(Beginning of DATA SUPPLIED)

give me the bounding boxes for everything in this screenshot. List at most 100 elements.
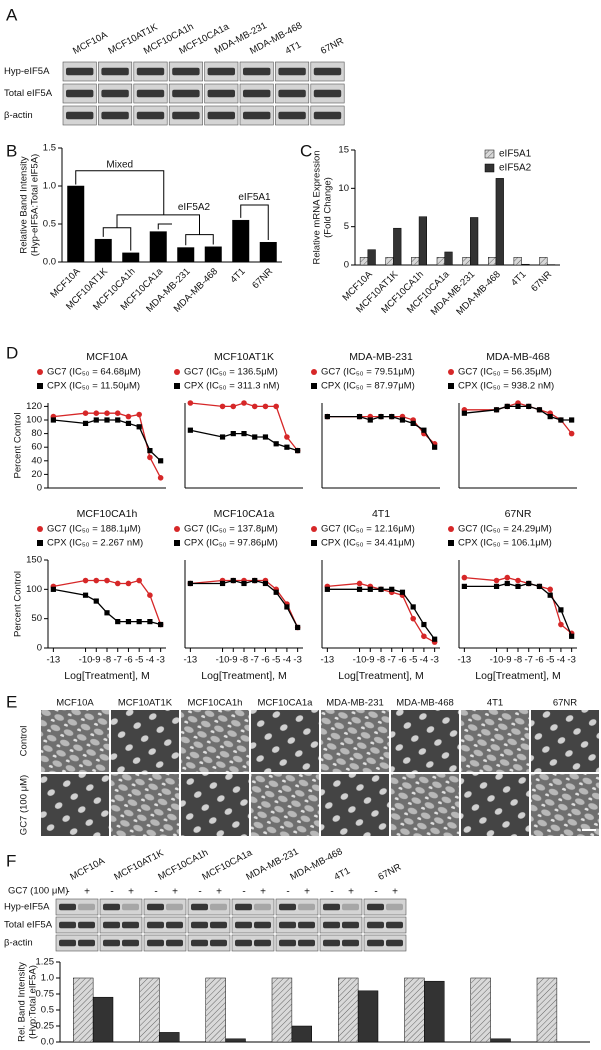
lane-label: 4T1 xyxy=(284,39,304,56)
lane-label: 4T1 xyxy=(332,865,352,882)
point xyxy=(219,403,226,410)
x-tick-label: -3 xyxy=(567,655,575,666)
point xyxy=(125,580,132,587)
point xyxy=(461,574,468,581)
chart-title: 4T1 xyxy=(372,508,390,520)
chart-title: MDA-MB-468 xyxy=(486,351,550,363)
micrograph xyxy=(321,710,389,772)
panel-label: D xyxy=(6,343,18,362)
x-tick-label: -9 xyxy=(92,655,100,666)
point xyxy=(547,414,553,420)
legend-marker xyxy=(174,526,180,532)
bar-hatch xyxy=(205,978,226,1042)
bracket xyxy=(75,170,165,215)
treatment-sign: - xyxy=(198,887,201,898)
row-label: Total eIF5A xyxy=(4,920,53,931)
blot-band xyxy=(172,111,200,120)
blot-band xyxy=(147,921,164,929)
point xyxy=(136,424,142,430)
x-tick-label: -13 xyxy=(46,655,60,666)
point xyxy=(568,430,575,437)
point xyxy=(515,577,521,584)
point xyxy=(547,586,553,593)
blot-frame xyxy=(55,934,99,952)
blot-band xyxy=(66,67,94,76)
x-tick-label: -8 xyxy=(514,655,522,666)
point xyxy=(558,621,564,628)
y-axis-label: Relative mRNA Expression xyxy=(312,150,323,264)
bar xyxy=(470,217,479,266)
blot-band xyxy=(323,921,340,929)
bar-hatch xyxy=(462,257,471,265)
x-tick-label: -10 xyxy=(353,655,367,666)
blot-frame xyxy=(187,898,231,916)
point xyxy=(504,574,511,581)
point xyxy=(104,577,110,584)
micrograph xyxy=(461,710,529,772)
bar xyxy=(177,247,195,263)
y-tick-label: 0.5 xyxy=(41,1005,54,1016)
blot-frame xyxy=(143,898,187,916)
chart-title: 67NR xyxy=(505,508,532,520)
blot-band xyxy=(207,89,235,98)
micrograph xyxy=(461,774,529,836)
y-tick-label: 0 xyxy=(37,643,42,654)
y-axis-label: Percent Control xyxy=(13,571,24,637)
micrograph xyxy=(41,774,109,836)
fit-line xyxy=(190,579,299,628)
point xyxy=(219,434,226,440)
bracket xyxy=(116,214,200,235)
y-tick-label: 1.0 xyxy=(43,181,56,192)
blot-frame xyxy=(187,916,231,934)
y-tick-label: 0.5 xyxy=(43,219,56,230)
point xyxy=(295,448,301,454)
legend-label: CPX (IC₅₀ = 311.3 nM) xyxy=(184,381,280,392)
blot-band xyxy=(122,921,139,929)
blot-band xyxy=(172,89,200,98)
point xyxy=(399,589,406,595)
chart-title: MDA-MB-231 xyxy=(349,351,413,363)
lane-label: 67NR xyxy=(376,862,403,883)
blot-band xyxy=(254,939,271,947)
point xyxy=(241,431,247,437)
x-tick-label: 4T1 xyxy=(509,269,528,288)
y-tick-label: 1.5 xyxy=(43,143,56,154)
blot-band xyxy=(78,921,95,929)
bar-hatch xyxy=(539,257,548,265)
blot-band xyxy=(313,67,342,76)
point xyxy=(114,580,121,587)
blot-band xyxy=(78,903,95,911)
bar-hatch xyxy=(73,978,94,1042)
column-label: MCF10CA1h xyxy=(188,698,243,709)
point xyxy=(515,583,521,589)
x-tick-label: -13 xyxy=(183,655,197,666)
blot-band xyxy=(254,903,271,911)
x-tick-label: -7 xyxy=(388,655,396,666)
x-tick-label: -5 xyxy=(409,655,417,666)
treatment-sign: + xyxy=(304,887,310,898)
point xyxy=(104,610,110,616)
micrograph xyxy=(321,774,389,836)
treatment-sign: - xyxy=(110,887,113,898)
blot-band xyxy=(103,921,120,929)
x-tick-label: -7 xyxy=(251,655,259,666)
annotation: eIF5A1 xyxy=(238,192,271,203)
blot-band xyxy=(342,939,359,947)
point xyxy=(461,410,467,416)
bracket xyxy=(157,223,172,230)
fit-line xyxy=(53,419,162,462)
point xyxy=(125,619,132,625)
point xyxy=(273,589,279,595)
blot-band xyxy=(210,903,227,911)
fit-line xyxy=(190,402,299,452)
point xyxy=(136,411,142,418)
legend-marker xyxy=(448,540,454,546)
bracket xyxy=(185,234,214,246)
bar-hatch xyxy=(411,257,420,265)
point xyxy=(569,633,575,639)
point xyxy=(493,577,500,584)
y-tick-label: 0.0 xyxy=(41,1037,54,1048)
point xyxy=(125,420,132,426)
blot-band xyxy=(342,921,359,929)
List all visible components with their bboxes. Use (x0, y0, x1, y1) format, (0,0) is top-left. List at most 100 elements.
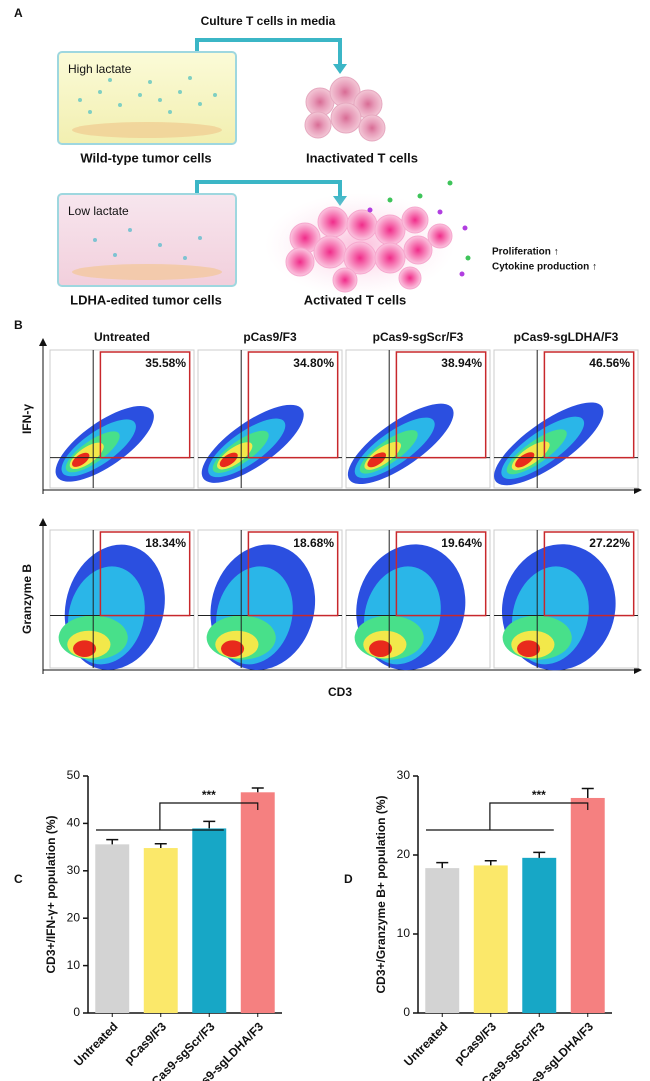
error-bar (106, 838, 119, 845)
axis-arrow (39, 518, 47, 526)
flow-plot: 46.56% (493, 349, 639, 489)
gate (99, 351, 191, 459)
error-bar (533, 851, 546, 858)
active-cells (285, 206, 453, 293)
source-label: LDHA-edited tumor cells (70, 292, 222, 307)
x-tick-label: pCas9/F3 (121, 1019, 169, 1067)
error-bar (581, 787, 594, 798)
x-tick-label: Untreated (401, 1019, 451, 1069)
gate-percentage: 35.58% (145, 356, 186, 370)
effect-label: Cytokine production ↑ (492, 262, 597, 273)
flow-plot: 27.22% (493, 529, 639, 671)
arrow (195, 180, 342, 200)
inactive-cells (304, 76, 386, 142)
gate (99, 531, 191, 617)
column-heading: pCas9-sgScr/F3 (373, 330, 464, 344)
lactate-dots (93, 228, 202, 260)
bar (192, 828, 227, 1013)
flow-plot: 18.68% (197, 529, 343, 671)
panel-label: D (344, 872, 353, 886)
effect-label: Proliferation ↑ (492, 247, 559, 258)
y-tick-label: 40 (67, 816, 81, 830)
y-axis-label: CD3+/Granzyme B+ population (%) (374, 795, 388, 993)
dish (57, 51, 237, 145)
gate (395, 531, 487, 617)
bar (522, 857, 557, 1013)
flow-plot: 34.80% (197, 349, 343, 489)
tumor-cells (72, 264, 222, 280)
result-label: Activated T cells (304, 292, 407, 307)
error-bar (154, 843, 167, 849)
media-label: High lactate (68, 62, 132, 76)
significance-bracket (426, 802, 589, 831)
density (73, 640, 97, 657)
gate-percentage: 46.56% (589, 356, 630, 370)
row-label: IFN-γ (20, 404, 34, 434)
bar (570, 797, 605, 1013)
x-axis-label: CD3 (328, 685, 352, 699)
bar (240, 792, 275, 1013)
gate (395, 351, 487, 459)
error-bar (251, 787, 264, 793)
gate (543, 531, 635, 617)
y-tick-label: 20 (67, 910, 81, 924)
y-tick-label: 20 (397, 847, 411, 861)
density (515, 452, 535, 468)
error-bar (203, 820, 216, 829)
cytokines (367, 180, 471, 277)
column-heading: pCas9-sgLDHA/F3 (514, 330, 619, 344)
gate (543, 351, 635, 459)
gate-percentage: 18.34% (145, 536, 186, 550)
y-tick-label: 10 (67, 958, 81, 972)
bar (473, 865, 508, 1013)
y-tick-label: 50 (67, 768, 81, 782)
flow-plot: 19.64% (345, 529, 491, 671)
media-label: Low lactate (68, 204, 129, 218)
density (367, 452, 387, 468)
lactate-dots (78, 76, 217, 114)
y-tick-label: 30 (397, 768, 411, 782)
y-tick-label: 0 (73, 1005, 80, 1019)
density (221, 640, 245, 657)
gate-percentage: 38.94% (441, 356, 482, 370)
y-tick-label: 30 (67, 863, 81, 877)
panel-b: B CD3 (14, 318, 352, 699)
flow-plot: 38.94% (345, 349, 491, 489)
result-label: Inactivated T cells (306, 150, 418, 165)
gate (247, 351, 339, 459)
y-tick-label: 0 (403, 1005, 410, 1019)
gate-percentage: 19.64% (441, 536, 482, 550)
error-bar (436, 861, 449, 869)
axis-arrow (39, 338, 47, 346)
density (72, 452, 90, 467)
density (369, 640, 393, 657)
bar (143, 848, 178, 1013)
significance-bracket (96, 802, 259, 831)
row-label: Granzyme B (20, 564, 34, 634)
significance-label: *** (202, 788, 216, 802)
panel-label: B (14, 318, 23, 332)
tumor-cells (72, 122, 222, 138)
x-tick-label: Untreated (71, 1019, 121, 1069)
dish (57, 193, 237, 287)
error-bar (484, 859, 497, 866)
flow-plot: 35.58% (49, 349, 195, 489)
gate-percentage: 34.80% (293, 356, 334, 370)
arrow-head (333, 64, 347, 74)
panel-label: C (14, 872, 23, 886)
density (219, 452, 238, 468)
gate (247, 531, 339, 617)
arrow-text: Culture T cells in media (201, 14, 336, 28)
gate-percentage: 27.22% (589, 536, 630, 550)
gate-percentage: 18.68% (293, 536, 334, 550)
panel-a: A Culture T cells in media High lactate … (14, 6, 597, 307)
bar (425, 868, 460, 1013)
x-tick-label: pCas9/F3 (451, 1019, 499, 1067)
column-heading: pCas9/F3 (243, 330, 297, 344)
y-tick-label: 10 (397, 926, 411, 940)
flow-plot: 18.34% (49, 529, 195, 670)
panel-label: A (14, 6, 23, 20)
source-label: Wild-type tumor cells (80, 150, 211, 165)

(End of DATA SUPPLIED)

PROBLEM DETAILS
Copy each line above containing the string "elements".

RESPONSE TO THE TASK
give me the bounding boxes for everything in this screenshot. List at most 100 elements.
List all visible components with their bboxes. Use (x0, y0, x1, y1) format, (0,0) is top-left. List at most 100 elements.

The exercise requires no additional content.